JOB:
As an exercise in exact copying, transcribe the lines below from the one holding "Give me a plain-text" through the last, with both ends included and pictures left out.

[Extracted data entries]

───

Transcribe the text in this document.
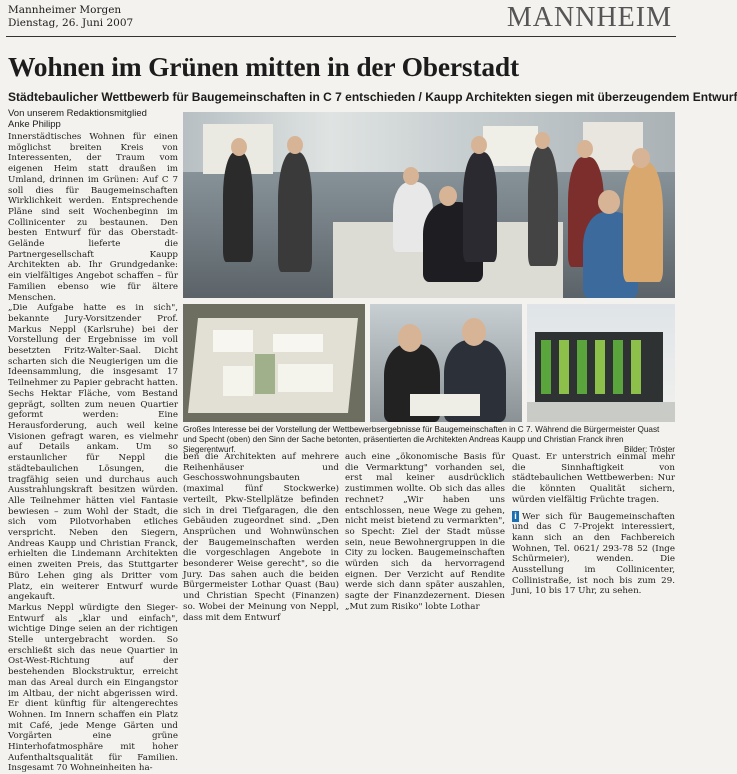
Mannheimer Morgen
Dienstag, 26. Juni 2007	MANNHEIM
Wohnen im Grünen mitten in der Oberstadt
Städtebaulicher Wettbewerb für Baugemeinschaften in C 7 entschieden / Kaupp Architekten siegen mit überzeugendem Entwurf
Von unserem Redaktionsmitglied
Anke Philipp
Innerstädtisches Wohnen für einen möglichst breiten Kreis von Interessenten, der Traum vom eigenen Heim statt draußen im Umland, drinnen im Grünen: Auf C 7 soll dies für Baugemeinschaften Wirklichkeit werden. Entsprechende Pläne sind seit Wochenbeginn im Collinicenter zu bestaunen. Den besten Entwurf für das Oberstadt-Gelände lieferte die Partnergesellschaft Kaupp Architekten ab. Ihr Grundgedanke: ein vielfältiges Angebot schaffen – für Familien ebenso wie für ältere Menschen.
„Die Aufgabe hatte es in sich", bekannte Jury-Vorsitzender Prof. Markus Neppl (Karlsruhe) bei der Vorstellung der Ergebnisse im voll besetzten Fritz-Walter-Saal. Dicht scharten sich die Neugierigen um die Ideensammlung, die insgesamt 17 Teilnehmer zu Papier gebracht hatten. Sechs Hektar Fläche, vom Bestand geprägt, sollten zum neuen Quartier geformt werden: Eine Herausforderung, auch weil keine Visionen gefragt waren, es vielmehr auf Details ankam. Um so erstaunlicher für Neppl die städtebaulichen Lösungen, die tragfähig seien und durchaus auch Ausstrahlungskraft besitzen würden. Alle Teilnehmer hätten viel Fantasie bewiesen – zum Wohl der Stadt, die sich vom Pilotvorhaben etliches verspricht. Neben den Siegern, Andreas Kaupp und Christian Franck, erhielten die Lindemann Architekten einen zweiten Preis, das Stuttgarter Büro Lehen ging als Dritter vom Platz, ein weiterer Entwurf wurde angekauft.
Markus Neppl würdigte den Sieger-Entwurf als „klar und einfach", wichtige Dinge seien an der richtigen Stelle untergebracht worden. So erschließt sich das neue Quartier in Ost-West-Richtung auf der bestehenden Blockstruktur, erreicht man das Areal durch ein Eingangstor im Altbau, der nicht abgerissen wird. Er dient künftig für altengerechtes Wohnen. Im Innern schaffen ein Platz mit Café, jede Menge Gärten und Vorgärten eine grüne Hinterhofatmosphäre mit hoher Aufenthaltsqualität für Familien. Insgesamt 70 Wohneinheiten ha-
Großes Interesse bei der Vorstellung der Wettbewerbsergebnisse für Baugemeinschaften in C 7. Während die Bürgermeister Quast und Specht (oben) den Sinn der Sache betonten, präsentierten die Architekten Andreas Kaupp und Christian Franck ihren Siegerentwurf.	Bilder: Tröster
ben die Architekten auf mehrere Reihenhäuser und Geschosswohnungsbauten (maximal fünf Stockwerke) verteilt, Pkw-Stellplätze befinden sich in drei Tiefgaragen, die den Gebäuden zugeordnet sind. „Den Ansprüchen und Wohnwünschen der Baugemeinschaften werden die vorgeschlagen Angebote in besonderer Weise gerecht", so die Jury. Das sahen auch die beiden Bürgermeister Lothar Quast (Bau) und Christian Specht (Finanzen) so. Wobei der Meinung von Neppl, dass mit dem Entwurf
auch eine „ökonomische Basis für die Vermarktung" vorhanden sei, erst mal keiner ausdrücklich zustimmen wollte. Ob sich das alles rechnet? „Wir haben uns entschlossen, neue Wege zu gehen, nicht meist bietend zu vermarkten", so Specht: Ziel der Stadt müsse sein, neue Bewohnergruppen in die City zu locken. Baugemeinschaften würden sich da hervorragend eignen. Der Verzicht auf Rendite werde sich dann später auszahlen, sagte der Finanzdezernent. Diesen „Mut zum Risiko" lobte Lothar
Quast. Er unterstrich einmal mehr die Sinnhaftigkeit von städtebaulichen Wettbewerben: Nur die könnten Qualität sichern, würden vielfältig Früchte tragen.
i Wer sich für Baugemeinschaften und das C 7-Projekt interessiert, kann sich an den Fachbereich Wohnen, Tel. 0621/ 293-78 52 (Inge Schürmeier), wenden. Die Ausstellung im Collinicenter, Collinistraße, ist noch bis zum 29. Juni, 10 bis 17 Uhr, zu sehen.
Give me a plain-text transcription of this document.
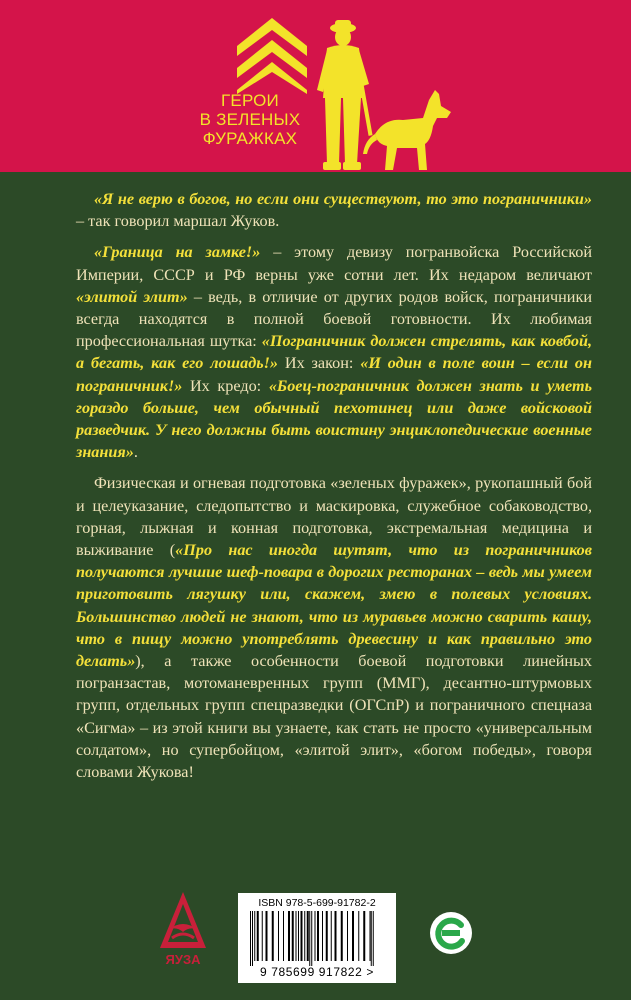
ГЕРОИ
В ЗЕЛЕНЫХ
ФУРАЖКАХ

«Я не верю в богов, но если они существуют, то это пограничники» – так говорил маршал Жуков.

«Граница на замке!» – этому девизу погранвойска Российской Империи, СССР и РФ верны уже сотни лет. Их недаром величают «элитой элит» – ведь, в отличие от других родов войск, пограничники всегда находятся в полной боевой готовности. Их любимая профессиональная шутка: «Пограничник должен стрелять, как ковбой, а бегать, как его лошадь!» Их закон: «И один в поле воин – если он пограничник!» Их кредо: «Боец-пограничник должен знать и уметь гораздо больше, чем обычный пехотинец или даже войсковой разведчик. У него должны быть воистину энциклопедические военные знания».

Физическая и огневая подготовка «зеленых фуражек», рукопашный бой и целеуказание, следопытство и маскировка, служебное собаководство, горная, лыжная и конная подготовка, экстремальная медицина и выживание («Про нас иногда шутят, что из пограничников получаются лучшие шеф-повара в дорогих ресторанах – ведь мы умеем приготовить лягушку или, скажем, змею в полевых условиях. Большинство людей не знают, что из муравьев можно сварить кашу, что в пищу можно употреблять древесину и как правильно это делать»), а также особенности боевой подготовки линейных погранзастав, мотоманевренных групп (ММГ), десантно-штурмовых групп, отдельных групп спецразведки (ОГСпР) и пограничного спецназа «Сигма» – из этой книги вы узнаете, как стать не просто «универсальным солдатом», но супербойцом, «элитой элит», «богом победы», говоря словами Жукова!

ЯУЗА
ISBN 978-5-699-91782-2
9 785699 917822 >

───

SOLUTION FOR THIS EXERCISE:
Give me a plain-text transcription of this document.
ГЕРОИ
В ЗЕЛЕНЫХ
ФУРАЖКАХ

«Я не верю в богов, но если они существуют, то это пограничники» – так говорил маршал Жуков.

«Граница на замке!» – этому девизу погранвойска Российской Империи, СССР и РФ верны уже сотни лет. Их недаром величают «элитой элит» – ведь, в отличие от других родов войск, пограничники всегда находятся в полной боевой готовности. Их любимая профессиональная шутка: «Пограничник должен стрелять, как ковбой, а бегать, как его лошадь!» Их закон: «И один в поле воин – если он пограничник!» Их кредо: «Боец-пограничник должен знать и уметь гораздо больше, чем обычный пехотинец или даже войсковой разведчик. У него должны быть воистину энциклопедические военные знания».

Физическая и огневая подготовка «зеленых фуражек», рукопашный бой и целеуказание, следопытство и маскировка, служебное собаководство, горная, лыжная и конная подготовка, экстремальная медицина и выживание («Про нас иногда шутят, что из пограничников получаются лучшие шеф-повара в дорогих ресторанах – ведь мы умеем приготовить лягушку или, скажем, змею в полевых условиях. Большинство людей не знают, что из муравьев можно сварить кашу, что в пищу можно употреблять древесину и как правильно это делать»), а также особенности боевой подготовки линейных погранзастав, мотоманевренных групп (ММГ), десантно-штурмовых групп, отдельных групп спецразведки (ОГСпР) и пограничного спецназа «Сигма» – из этой книги вы узнаете, как стать не просто «универсальным солдатом», но супербойцом, «элитой элит», «богом победы», говоря словами Жукова!

ЯУЗА
ISBN 978-5-699-91782-2
9 785699 917822 >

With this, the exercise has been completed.